## BEGIN
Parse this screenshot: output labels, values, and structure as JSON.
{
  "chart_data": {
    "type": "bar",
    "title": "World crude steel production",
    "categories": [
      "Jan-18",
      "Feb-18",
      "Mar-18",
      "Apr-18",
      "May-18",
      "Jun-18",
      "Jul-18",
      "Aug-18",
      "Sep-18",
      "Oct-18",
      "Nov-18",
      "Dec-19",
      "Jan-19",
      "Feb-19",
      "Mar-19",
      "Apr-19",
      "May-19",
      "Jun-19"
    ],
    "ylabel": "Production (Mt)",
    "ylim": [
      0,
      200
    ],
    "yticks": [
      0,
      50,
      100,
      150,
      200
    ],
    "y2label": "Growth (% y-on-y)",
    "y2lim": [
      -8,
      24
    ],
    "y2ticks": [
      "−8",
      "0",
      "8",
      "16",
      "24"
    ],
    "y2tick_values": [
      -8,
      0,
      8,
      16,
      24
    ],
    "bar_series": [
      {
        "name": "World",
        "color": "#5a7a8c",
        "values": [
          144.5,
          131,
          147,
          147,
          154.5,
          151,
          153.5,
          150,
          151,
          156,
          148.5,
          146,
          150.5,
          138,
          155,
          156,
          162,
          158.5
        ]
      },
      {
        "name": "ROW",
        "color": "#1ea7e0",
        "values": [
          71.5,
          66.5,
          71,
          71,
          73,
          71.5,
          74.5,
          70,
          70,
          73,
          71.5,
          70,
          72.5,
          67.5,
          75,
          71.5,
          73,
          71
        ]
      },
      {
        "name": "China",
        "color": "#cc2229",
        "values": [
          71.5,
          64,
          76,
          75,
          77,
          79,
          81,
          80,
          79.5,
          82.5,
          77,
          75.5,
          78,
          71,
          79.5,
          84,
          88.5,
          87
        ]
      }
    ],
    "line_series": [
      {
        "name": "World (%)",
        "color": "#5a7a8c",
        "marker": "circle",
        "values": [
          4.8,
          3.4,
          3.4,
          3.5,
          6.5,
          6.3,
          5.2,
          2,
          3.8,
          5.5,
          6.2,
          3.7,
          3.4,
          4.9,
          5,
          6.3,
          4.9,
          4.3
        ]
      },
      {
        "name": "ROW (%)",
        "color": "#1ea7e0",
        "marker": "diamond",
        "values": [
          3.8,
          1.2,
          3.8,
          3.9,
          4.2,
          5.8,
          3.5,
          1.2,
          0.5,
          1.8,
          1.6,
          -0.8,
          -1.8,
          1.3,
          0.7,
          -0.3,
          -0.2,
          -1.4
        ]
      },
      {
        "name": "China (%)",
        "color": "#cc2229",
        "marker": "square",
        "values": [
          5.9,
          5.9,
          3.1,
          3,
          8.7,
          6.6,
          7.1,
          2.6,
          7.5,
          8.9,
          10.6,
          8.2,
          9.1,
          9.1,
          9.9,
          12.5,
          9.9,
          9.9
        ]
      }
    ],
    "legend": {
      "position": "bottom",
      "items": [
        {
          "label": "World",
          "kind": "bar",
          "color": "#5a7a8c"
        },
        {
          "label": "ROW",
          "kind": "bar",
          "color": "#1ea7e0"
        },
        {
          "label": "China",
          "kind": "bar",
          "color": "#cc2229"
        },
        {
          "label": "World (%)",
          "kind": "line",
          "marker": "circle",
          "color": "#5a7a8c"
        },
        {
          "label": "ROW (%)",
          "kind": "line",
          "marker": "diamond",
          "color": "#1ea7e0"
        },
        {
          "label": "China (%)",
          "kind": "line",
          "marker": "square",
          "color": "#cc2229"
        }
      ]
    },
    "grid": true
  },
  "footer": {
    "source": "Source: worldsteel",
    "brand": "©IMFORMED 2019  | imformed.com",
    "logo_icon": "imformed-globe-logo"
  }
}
## END
## BEGIN
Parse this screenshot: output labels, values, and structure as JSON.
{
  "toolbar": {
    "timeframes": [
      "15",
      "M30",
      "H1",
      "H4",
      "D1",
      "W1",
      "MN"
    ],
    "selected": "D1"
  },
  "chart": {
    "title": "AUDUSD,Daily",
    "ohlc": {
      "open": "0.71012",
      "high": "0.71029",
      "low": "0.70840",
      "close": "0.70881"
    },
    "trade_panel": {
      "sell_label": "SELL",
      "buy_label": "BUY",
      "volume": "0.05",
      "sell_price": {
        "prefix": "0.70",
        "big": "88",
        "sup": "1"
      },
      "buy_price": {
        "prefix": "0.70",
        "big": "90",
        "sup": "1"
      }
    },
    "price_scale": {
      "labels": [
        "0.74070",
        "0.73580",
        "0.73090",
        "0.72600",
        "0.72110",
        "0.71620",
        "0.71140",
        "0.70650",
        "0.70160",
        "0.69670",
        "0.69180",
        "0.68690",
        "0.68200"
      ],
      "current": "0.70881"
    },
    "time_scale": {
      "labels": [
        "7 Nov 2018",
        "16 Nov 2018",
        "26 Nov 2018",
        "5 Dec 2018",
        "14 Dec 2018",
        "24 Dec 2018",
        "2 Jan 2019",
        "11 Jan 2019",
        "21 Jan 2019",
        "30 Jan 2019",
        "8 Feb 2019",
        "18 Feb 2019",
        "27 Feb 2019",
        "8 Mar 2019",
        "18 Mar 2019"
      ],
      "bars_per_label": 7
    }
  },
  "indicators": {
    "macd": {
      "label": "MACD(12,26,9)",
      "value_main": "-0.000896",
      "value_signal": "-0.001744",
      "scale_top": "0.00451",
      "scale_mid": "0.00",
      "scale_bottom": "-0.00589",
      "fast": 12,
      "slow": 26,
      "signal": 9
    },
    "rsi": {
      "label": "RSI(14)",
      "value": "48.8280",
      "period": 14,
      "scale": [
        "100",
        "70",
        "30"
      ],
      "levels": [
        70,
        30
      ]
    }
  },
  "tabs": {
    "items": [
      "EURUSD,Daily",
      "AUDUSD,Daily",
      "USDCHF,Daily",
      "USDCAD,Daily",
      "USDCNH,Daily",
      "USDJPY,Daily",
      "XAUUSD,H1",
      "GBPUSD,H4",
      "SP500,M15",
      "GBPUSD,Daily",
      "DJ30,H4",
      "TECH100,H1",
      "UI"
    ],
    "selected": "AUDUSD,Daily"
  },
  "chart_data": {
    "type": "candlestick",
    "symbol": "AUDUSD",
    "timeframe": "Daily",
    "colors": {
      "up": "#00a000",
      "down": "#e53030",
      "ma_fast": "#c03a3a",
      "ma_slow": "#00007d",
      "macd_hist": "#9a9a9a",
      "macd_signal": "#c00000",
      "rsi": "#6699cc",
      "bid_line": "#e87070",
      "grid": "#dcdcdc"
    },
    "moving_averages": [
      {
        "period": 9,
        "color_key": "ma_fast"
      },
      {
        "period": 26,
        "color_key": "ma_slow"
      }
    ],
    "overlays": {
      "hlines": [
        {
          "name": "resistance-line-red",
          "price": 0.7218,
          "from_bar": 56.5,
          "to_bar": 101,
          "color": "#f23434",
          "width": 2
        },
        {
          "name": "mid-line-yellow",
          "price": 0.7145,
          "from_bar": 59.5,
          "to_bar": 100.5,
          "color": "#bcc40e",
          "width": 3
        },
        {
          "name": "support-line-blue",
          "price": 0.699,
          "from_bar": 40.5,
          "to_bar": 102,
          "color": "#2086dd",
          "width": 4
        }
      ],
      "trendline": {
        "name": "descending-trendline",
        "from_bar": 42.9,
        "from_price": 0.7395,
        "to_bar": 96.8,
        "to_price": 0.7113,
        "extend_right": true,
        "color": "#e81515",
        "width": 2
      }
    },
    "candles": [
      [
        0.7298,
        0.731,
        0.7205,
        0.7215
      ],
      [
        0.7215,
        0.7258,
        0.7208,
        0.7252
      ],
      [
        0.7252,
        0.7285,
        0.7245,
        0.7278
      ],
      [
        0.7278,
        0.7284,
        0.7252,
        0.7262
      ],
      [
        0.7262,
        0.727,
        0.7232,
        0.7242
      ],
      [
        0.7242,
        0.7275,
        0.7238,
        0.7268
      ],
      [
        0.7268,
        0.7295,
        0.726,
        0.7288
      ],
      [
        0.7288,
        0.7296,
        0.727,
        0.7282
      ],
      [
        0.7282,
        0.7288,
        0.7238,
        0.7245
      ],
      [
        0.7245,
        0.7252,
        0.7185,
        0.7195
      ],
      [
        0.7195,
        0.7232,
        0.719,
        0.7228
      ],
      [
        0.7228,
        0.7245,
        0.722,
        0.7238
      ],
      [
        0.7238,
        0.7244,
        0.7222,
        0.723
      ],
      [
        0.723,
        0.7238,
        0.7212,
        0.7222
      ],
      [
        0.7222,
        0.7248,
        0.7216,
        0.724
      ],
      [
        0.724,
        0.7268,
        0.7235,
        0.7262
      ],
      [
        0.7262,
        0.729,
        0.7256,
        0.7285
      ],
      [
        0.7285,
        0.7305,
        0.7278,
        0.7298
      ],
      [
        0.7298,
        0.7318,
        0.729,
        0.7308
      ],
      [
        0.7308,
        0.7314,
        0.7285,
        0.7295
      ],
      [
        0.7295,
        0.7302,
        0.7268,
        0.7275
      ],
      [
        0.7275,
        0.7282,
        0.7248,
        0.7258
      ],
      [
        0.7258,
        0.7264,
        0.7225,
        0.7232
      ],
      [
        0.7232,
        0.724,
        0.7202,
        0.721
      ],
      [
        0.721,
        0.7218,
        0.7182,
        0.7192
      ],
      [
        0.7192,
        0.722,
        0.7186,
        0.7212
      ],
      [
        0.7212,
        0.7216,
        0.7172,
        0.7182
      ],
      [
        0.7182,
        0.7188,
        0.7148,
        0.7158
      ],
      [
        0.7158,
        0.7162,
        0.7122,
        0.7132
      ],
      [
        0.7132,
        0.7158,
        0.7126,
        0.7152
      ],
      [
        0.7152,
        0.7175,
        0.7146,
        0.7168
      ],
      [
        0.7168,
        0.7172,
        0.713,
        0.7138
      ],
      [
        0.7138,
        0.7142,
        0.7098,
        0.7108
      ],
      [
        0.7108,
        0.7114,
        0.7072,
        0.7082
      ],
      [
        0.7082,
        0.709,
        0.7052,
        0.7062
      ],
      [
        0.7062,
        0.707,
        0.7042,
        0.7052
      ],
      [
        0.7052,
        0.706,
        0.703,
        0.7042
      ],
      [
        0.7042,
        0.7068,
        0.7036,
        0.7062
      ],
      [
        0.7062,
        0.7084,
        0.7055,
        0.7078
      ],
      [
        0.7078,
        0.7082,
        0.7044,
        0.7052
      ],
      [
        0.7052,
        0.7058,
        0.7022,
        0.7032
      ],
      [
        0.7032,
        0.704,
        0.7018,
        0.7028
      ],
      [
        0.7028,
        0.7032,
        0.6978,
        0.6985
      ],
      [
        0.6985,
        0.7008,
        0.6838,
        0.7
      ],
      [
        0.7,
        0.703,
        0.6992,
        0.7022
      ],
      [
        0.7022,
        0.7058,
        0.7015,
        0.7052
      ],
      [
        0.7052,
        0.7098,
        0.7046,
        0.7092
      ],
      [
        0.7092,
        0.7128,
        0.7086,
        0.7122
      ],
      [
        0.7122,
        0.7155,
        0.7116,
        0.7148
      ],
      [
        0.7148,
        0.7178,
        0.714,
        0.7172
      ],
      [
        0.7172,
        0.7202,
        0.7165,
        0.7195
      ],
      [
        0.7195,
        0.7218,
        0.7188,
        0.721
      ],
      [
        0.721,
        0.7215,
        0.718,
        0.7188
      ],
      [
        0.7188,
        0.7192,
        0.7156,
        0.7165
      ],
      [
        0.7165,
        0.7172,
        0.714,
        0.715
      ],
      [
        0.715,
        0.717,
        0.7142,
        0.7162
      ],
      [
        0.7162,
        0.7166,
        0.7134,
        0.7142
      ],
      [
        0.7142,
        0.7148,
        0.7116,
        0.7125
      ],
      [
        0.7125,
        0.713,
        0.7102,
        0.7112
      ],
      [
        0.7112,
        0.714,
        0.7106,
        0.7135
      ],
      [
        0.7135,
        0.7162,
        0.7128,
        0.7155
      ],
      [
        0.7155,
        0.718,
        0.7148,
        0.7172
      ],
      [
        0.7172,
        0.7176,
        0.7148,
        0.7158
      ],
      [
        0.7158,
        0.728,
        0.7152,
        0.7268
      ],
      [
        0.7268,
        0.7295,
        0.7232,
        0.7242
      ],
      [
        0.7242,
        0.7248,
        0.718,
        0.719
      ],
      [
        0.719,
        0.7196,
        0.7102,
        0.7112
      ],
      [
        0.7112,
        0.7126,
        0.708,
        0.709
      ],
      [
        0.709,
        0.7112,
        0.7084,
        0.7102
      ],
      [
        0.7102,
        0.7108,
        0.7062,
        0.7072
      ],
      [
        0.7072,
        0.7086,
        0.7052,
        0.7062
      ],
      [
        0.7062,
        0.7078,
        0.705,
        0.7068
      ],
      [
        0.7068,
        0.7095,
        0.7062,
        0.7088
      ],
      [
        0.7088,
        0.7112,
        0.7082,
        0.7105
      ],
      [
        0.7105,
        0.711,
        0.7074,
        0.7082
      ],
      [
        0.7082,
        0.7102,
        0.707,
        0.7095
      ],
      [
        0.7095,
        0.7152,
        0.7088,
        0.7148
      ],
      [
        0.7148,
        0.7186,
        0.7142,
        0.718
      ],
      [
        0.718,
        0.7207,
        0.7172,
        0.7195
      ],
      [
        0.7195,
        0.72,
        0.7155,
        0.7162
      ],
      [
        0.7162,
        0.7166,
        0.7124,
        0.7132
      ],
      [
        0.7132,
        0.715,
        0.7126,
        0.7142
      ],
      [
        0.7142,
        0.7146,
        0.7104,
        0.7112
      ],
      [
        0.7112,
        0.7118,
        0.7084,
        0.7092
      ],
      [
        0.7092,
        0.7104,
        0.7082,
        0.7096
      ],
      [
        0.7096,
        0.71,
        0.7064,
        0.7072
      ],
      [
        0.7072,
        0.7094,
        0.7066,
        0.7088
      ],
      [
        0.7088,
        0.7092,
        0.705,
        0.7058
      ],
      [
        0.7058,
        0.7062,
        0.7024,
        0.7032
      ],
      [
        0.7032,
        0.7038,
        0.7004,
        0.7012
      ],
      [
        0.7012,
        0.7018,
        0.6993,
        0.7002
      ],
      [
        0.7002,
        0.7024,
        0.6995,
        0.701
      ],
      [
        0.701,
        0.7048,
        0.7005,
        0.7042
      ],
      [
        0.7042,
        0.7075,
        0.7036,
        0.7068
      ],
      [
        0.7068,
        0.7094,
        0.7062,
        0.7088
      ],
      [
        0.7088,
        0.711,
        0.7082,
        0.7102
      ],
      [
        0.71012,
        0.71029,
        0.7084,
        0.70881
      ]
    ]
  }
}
## END
Exercise instructions - Review the material and copy each line in which the word "AUDUSD" appears.

Solution to this exercise -
    "title": "AUDUSD,Daily",
      "AUDUSD,Daily",
    "selected": "AUDUSD,Daily"
    "symbol": "AUDUSD",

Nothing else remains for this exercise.